------ RAW DATA ------

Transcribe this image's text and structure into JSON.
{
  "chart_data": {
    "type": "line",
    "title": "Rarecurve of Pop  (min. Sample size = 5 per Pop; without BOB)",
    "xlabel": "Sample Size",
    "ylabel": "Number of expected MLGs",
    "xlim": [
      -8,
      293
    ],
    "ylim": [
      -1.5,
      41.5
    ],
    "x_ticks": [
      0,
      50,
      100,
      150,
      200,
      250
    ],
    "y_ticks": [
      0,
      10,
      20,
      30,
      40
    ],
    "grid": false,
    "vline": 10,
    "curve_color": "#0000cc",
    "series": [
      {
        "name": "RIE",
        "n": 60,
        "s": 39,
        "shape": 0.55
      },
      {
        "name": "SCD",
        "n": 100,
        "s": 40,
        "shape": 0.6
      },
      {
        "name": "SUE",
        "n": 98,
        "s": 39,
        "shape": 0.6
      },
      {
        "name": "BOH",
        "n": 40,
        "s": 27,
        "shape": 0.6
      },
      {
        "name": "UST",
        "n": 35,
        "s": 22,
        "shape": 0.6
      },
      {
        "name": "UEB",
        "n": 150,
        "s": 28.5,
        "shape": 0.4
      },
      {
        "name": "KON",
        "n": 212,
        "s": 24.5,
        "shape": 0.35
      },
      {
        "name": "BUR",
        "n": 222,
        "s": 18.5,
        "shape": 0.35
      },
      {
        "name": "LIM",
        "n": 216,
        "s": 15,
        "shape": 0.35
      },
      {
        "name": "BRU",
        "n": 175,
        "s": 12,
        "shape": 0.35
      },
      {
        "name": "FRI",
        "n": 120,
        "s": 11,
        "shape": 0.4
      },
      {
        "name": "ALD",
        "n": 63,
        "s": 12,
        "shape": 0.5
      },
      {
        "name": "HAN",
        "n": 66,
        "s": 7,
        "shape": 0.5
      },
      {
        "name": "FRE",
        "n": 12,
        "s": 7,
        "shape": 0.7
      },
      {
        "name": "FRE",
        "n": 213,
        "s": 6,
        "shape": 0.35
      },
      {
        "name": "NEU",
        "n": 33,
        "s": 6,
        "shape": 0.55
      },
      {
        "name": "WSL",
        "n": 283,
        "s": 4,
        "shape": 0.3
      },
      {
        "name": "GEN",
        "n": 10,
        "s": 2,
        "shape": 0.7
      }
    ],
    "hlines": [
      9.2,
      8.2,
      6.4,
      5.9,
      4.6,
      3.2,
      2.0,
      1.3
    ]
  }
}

------
------ RAW DATA ------

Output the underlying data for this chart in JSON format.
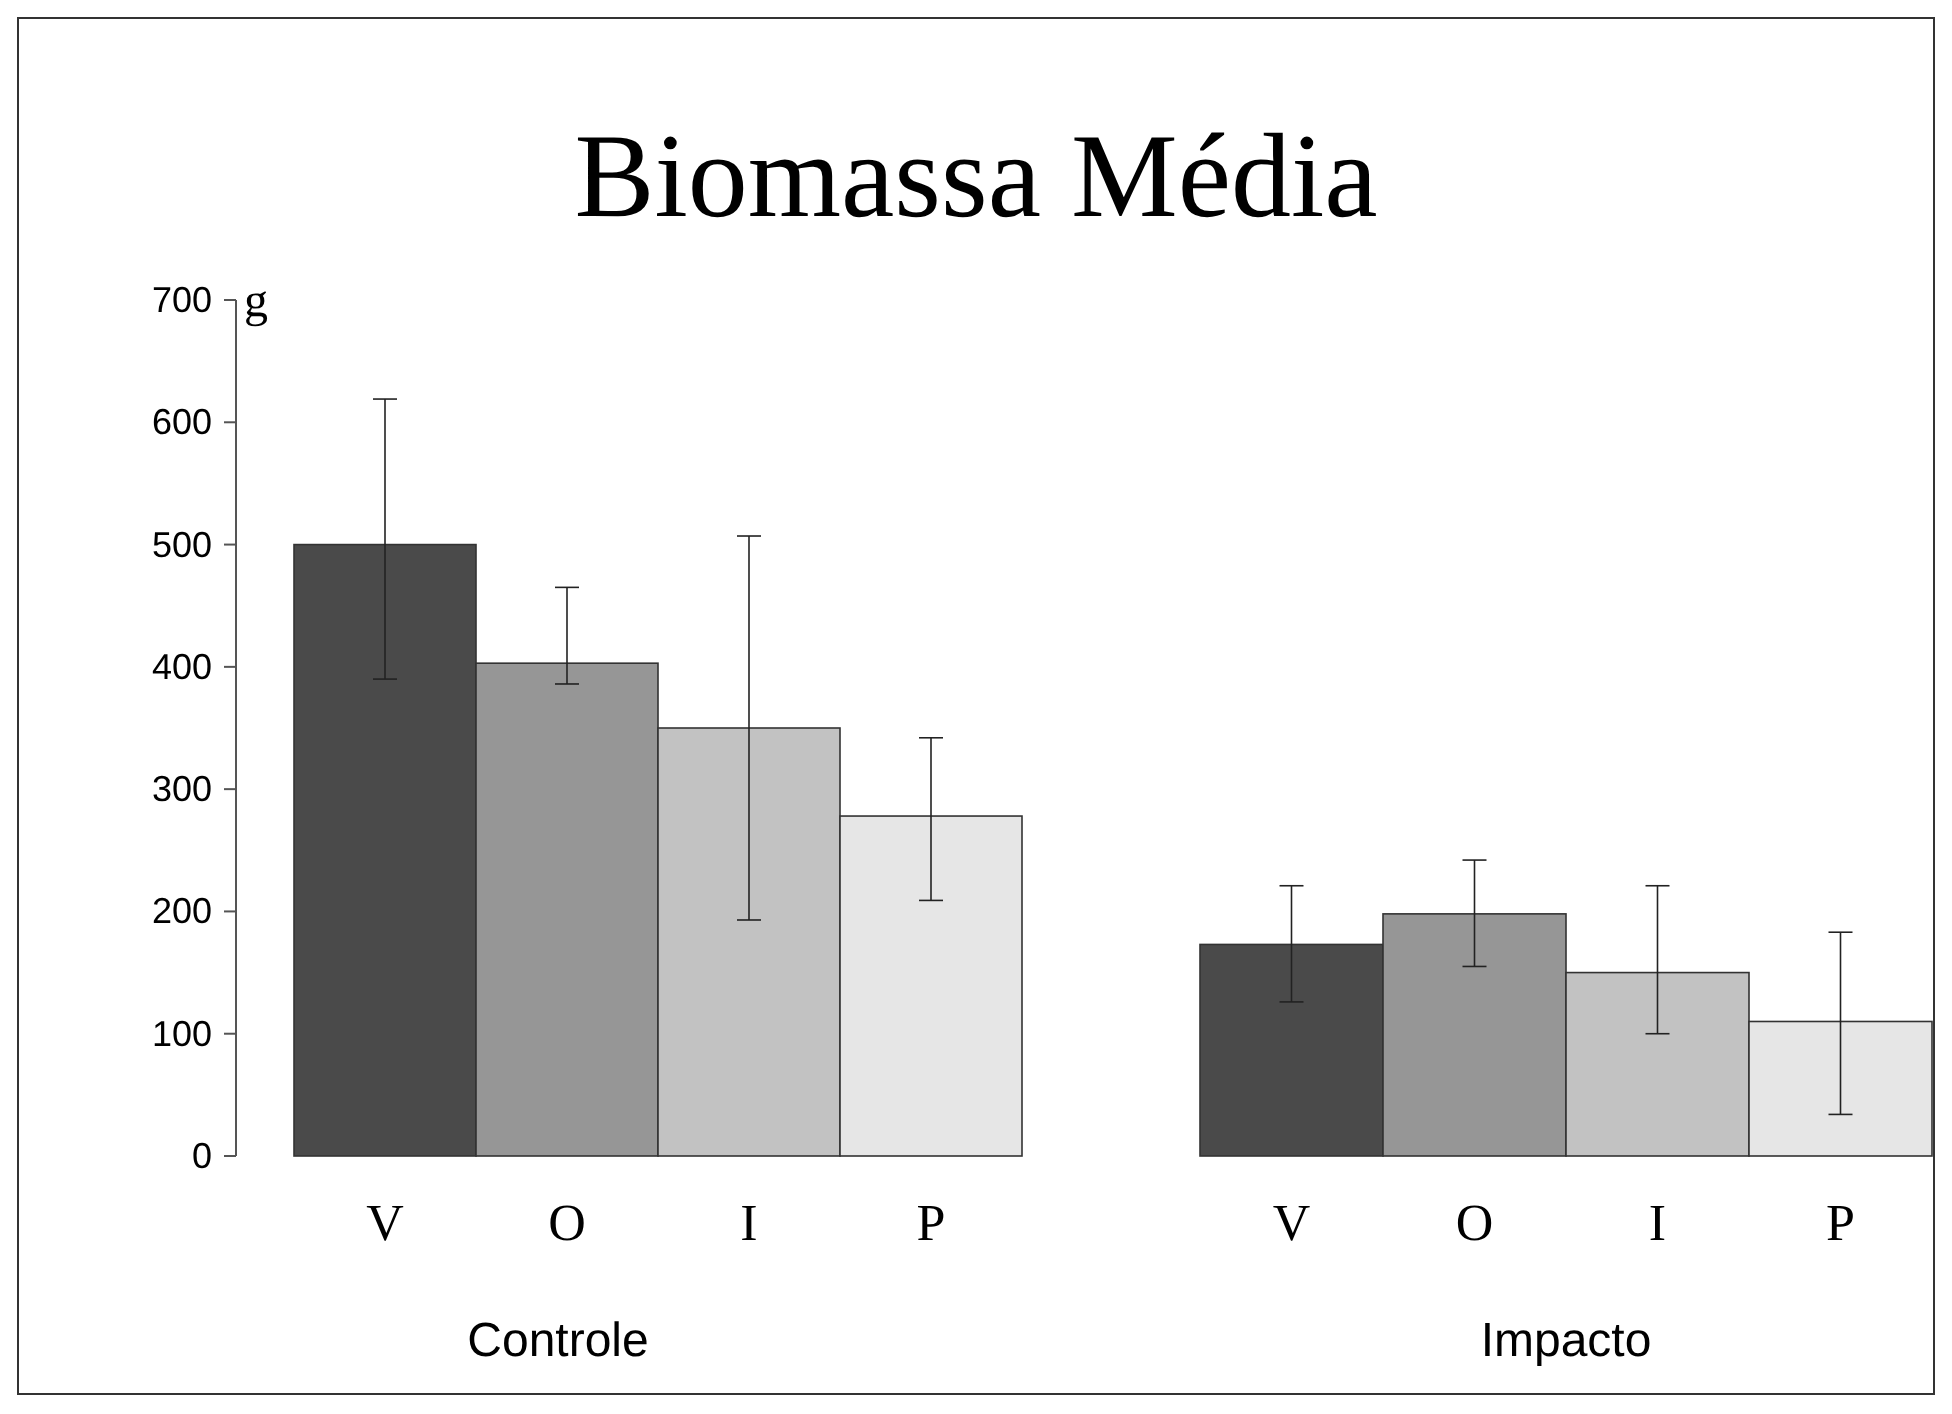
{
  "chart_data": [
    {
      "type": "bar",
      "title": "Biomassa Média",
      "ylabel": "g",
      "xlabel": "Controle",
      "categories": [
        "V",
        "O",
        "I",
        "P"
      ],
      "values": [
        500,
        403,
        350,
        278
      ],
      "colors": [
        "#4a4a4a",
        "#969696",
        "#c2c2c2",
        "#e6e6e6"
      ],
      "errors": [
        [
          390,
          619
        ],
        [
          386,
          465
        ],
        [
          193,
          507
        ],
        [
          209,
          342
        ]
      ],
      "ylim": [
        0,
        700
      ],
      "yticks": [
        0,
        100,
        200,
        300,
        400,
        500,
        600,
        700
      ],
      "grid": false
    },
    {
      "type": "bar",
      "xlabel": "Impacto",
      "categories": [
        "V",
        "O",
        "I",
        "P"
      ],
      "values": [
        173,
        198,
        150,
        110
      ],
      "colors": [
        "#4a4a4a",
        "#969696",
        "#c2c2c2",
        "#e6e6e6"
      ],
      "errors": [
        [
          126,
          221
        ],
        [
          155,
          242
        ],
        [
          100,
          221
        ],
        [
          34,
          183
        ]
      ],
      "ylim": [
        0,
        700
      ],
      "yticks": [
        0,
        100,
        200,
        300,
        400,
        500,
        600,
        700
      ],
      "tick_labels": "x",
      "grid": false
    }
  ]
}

------
------ RAW DATA ------

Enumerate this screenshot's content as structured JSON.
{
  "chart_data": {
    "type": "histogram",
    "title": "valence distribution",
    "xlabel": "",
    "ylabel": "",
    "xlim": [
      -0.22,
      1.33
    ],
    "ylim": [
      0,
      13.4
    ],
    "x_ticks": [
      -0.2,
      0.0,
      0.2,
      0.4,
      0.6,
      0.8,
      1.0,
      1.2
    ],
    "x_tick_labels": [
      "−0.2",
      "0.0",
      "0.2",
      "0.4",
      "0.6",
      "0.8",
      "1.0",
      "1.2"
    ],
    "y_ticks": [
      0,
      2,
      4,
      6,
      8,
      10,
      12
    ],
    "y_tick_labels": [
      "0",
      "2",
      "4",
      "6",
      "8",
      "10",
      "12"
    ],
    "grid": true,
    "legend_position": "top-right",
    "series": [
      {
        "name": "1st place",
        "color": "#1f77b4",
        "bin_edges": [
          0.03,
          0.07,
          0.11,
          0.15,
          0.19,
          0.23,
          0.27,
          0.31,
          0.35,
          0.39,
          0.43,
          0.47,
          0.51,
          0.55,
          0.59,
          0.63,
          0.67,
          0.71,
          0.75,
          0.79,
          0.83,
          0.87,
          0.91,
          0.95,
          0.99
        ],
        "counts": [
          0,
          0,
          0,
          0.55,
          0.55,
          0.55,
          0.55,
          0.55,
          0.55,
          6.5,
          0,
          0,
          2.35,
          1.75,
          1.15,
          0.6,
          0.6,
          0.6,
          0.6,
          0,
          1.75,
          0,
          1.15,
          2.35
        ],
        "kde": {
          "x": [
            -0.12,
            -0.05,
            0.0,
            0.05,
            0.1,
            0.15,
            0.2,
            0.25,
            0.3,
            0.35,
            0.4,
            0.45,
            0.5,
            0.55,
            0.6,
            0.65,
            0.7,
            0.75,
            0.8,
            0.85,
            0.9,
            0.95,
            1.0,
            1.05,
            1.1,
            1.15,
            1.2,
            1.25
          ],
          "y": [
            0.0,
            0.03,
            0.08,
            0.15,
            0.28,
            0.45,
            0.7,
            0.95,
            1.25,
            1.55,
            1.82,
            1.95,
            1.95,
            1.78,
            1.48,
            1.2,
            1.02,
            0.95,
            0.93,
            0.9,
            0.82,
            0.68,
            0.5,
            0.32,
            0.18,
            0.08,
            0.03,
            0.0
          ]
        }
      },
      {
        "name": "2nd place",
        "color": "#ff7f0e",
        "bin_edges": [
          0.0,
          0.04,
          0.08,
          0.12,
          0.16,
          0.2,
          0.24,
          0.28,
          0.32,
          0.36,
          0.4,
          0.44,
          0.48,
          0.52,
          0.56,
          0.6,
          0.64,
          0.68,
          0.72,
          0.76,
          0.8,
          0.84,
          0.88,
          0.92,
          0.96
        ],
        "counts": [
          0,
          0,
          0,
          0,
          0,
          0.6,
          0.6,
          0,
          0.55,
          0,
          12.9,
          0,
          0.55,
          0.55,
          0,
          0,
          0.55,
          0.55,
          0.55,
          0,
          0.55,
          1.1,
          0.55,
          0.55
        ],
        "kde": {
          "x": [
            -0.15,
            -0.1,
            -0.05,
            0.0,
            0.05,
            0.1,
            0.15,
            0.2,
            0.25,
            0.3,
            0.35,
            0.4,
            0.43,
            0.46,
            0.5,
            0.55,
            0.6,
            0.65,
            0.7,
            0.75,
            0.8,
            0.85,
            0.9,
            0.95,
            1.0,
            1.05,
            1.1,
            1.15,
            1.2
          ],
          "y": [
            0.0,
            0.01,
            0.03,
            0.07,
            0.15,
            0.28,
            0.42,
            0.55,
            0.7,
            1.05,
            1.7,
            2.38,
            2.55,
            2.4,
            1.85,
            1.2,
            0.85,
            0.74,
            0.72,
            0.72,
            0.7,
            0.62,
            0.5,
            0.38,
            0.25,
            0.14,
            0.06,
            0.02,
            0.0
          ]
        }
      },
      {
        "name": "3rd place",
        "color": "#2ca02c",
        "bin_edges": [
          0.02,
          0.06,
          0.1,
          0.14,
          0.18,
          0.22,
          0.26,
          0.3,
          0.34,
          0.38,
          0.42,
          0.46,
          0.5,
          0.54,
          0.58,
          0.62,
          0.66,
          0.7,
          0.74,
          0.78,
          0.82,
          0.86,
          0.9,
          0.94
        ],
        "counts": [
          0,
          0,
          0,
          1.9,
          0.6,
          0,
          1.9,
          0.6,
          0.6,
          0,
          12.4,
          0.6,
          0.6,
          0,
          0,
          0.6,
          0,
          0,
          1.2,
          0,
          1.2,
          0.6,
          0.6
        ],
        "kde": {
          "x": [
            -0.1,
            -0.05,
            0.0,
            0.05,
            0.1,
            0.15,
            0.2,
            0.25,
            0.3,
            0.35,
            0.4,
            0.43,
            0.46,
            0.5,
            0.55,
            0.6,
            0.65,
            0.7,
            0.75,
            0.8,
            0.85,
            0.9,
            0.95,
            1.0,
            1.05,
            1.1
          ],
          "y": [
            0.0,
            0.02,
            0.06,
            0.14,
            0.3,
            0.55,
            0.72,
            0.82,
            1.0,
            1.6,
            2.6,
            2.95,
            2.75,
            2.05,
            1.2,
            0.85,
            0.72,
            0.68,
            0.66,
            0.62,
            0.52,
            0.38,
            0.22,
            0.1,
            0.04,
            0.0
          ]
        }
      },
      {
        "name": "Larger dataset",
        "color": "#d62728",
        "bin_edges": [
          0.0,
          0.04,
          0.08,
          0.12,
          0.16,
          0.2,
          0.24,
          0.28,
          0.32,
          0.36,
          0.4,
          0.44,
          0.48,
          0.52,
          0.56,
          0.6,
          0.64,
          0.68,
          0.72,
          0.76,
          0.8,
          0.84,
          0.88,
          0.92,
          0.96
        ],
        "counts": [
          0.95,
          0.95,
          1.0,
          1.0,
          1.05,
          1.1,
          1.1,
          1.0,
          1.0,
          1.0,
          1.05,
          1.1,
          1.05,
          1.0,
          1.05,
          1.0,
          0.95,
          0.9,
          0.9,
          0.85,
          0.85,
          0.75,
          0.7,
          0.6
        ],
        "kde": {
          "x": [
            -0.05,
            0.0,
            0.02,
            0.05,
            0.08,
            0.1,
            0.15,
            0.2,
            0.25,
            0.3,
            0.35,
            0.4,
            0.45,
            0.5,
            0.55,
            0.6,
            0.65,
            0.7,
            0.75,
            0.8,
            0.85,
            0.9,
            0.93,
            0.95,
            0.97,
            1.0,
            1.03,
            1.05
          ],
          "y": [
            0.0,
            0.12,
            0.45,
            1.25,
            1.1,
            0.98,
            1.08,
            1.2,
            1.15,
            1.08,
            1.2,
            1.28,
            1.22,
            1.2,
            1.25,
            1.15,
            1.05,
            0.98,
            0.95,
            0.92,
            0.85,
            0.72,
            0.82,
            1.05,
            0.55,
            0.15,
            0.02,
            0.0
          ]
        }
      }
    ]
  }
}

------

Copy all the lines above that hold the string "JSON".

REPLY:
Transcribe this image's text and structure into JSON.
Output the underlying data for this chart in JSON format.
Enumerate this screenshot's content as structured JSON.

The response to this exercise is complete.